▶ [Description of the task]
Work through the data and report how many lines include the string "practices", giving the number alone.

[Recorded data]
— Begin —

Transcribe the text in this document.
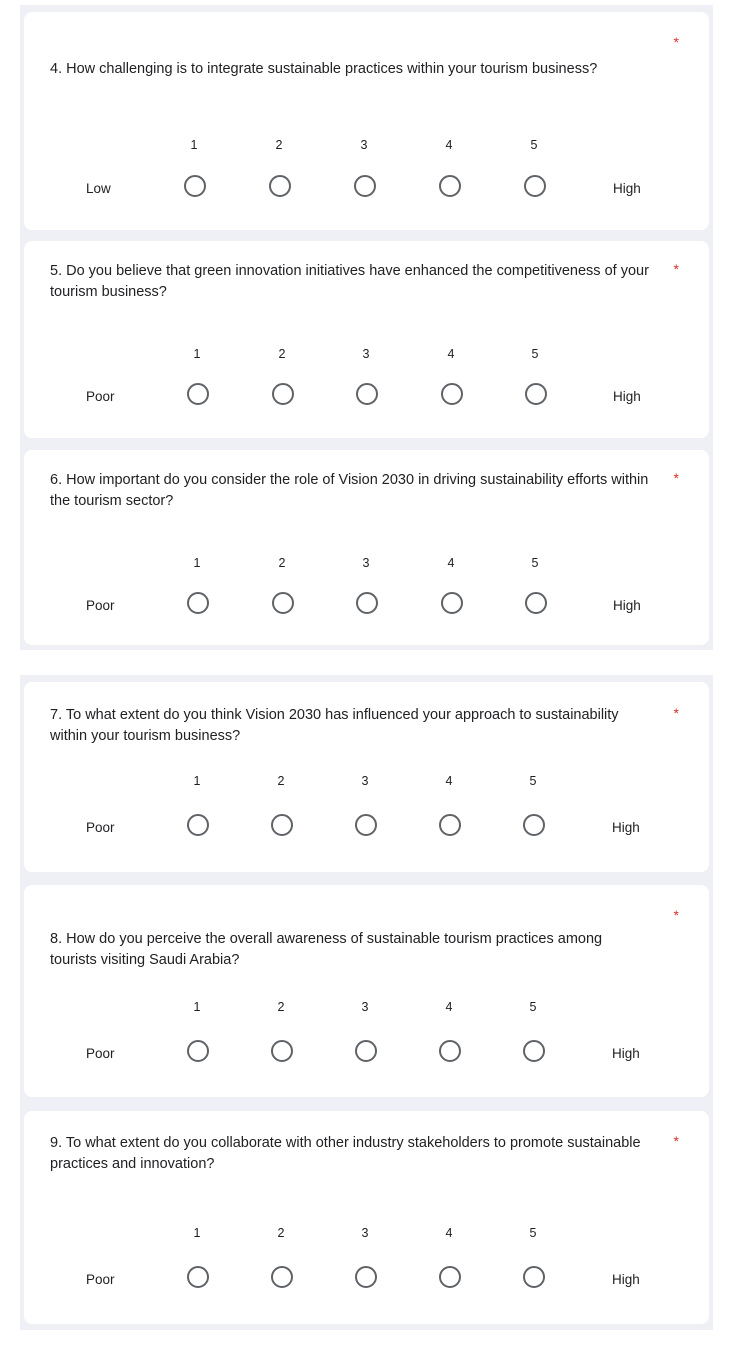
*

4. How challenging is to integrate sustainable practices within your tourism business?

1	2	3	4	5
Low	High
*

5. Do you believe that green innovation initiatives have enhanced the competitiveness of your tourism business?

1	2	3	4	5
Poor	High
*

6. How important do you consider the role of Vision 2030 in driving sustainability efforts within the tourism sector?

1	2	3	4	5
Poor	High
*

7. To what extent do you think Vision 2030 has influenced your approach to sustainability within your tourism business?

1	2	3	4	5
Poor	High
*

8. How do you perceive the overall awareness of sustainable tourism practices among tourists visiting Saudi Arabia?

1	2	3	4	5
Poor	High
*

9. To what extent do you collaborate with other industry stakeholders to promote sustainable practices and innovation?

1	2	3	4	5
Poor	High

— End —
— Begin —

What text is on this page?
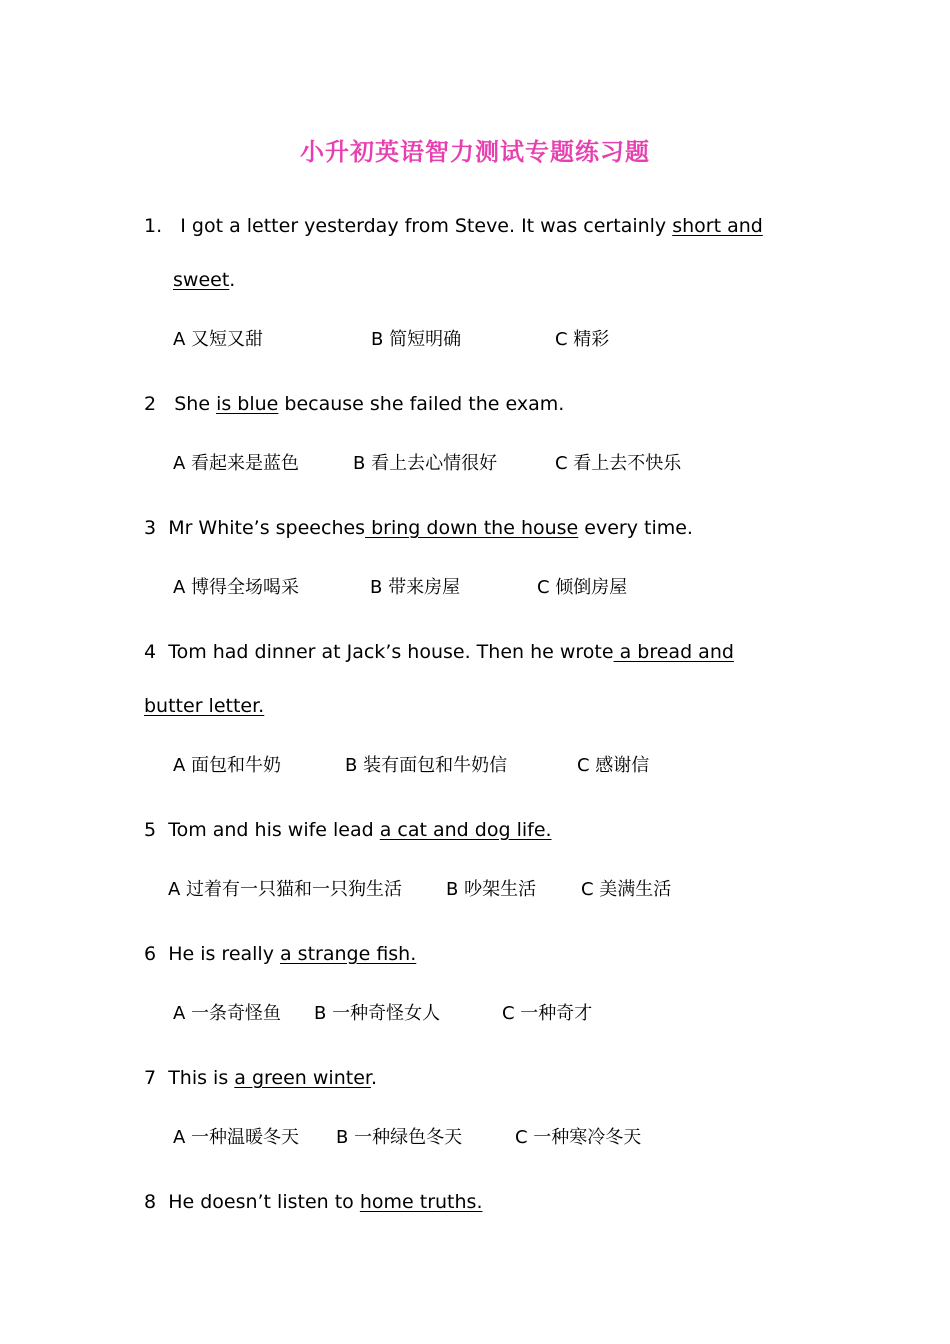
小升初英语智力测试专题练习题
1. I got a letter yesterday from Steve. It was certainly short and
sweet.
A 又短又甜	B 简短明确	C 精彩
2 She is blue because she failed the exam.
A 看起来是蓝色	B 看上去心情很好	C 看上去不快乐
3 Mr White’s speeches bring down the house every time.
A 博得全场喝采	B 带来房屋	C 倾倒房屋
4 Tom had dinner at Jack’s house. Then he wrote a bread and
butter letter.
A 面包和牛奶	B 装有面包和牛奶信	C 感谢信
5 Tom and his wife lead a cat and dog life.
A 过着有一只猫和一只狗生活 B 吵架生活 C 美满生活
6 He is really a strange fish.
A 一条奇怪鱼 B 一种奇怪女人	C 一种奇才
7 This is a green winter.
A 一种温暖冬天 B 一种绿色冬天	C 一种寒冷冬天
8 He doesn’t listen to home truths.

— End —

▶ [Exercise result]
3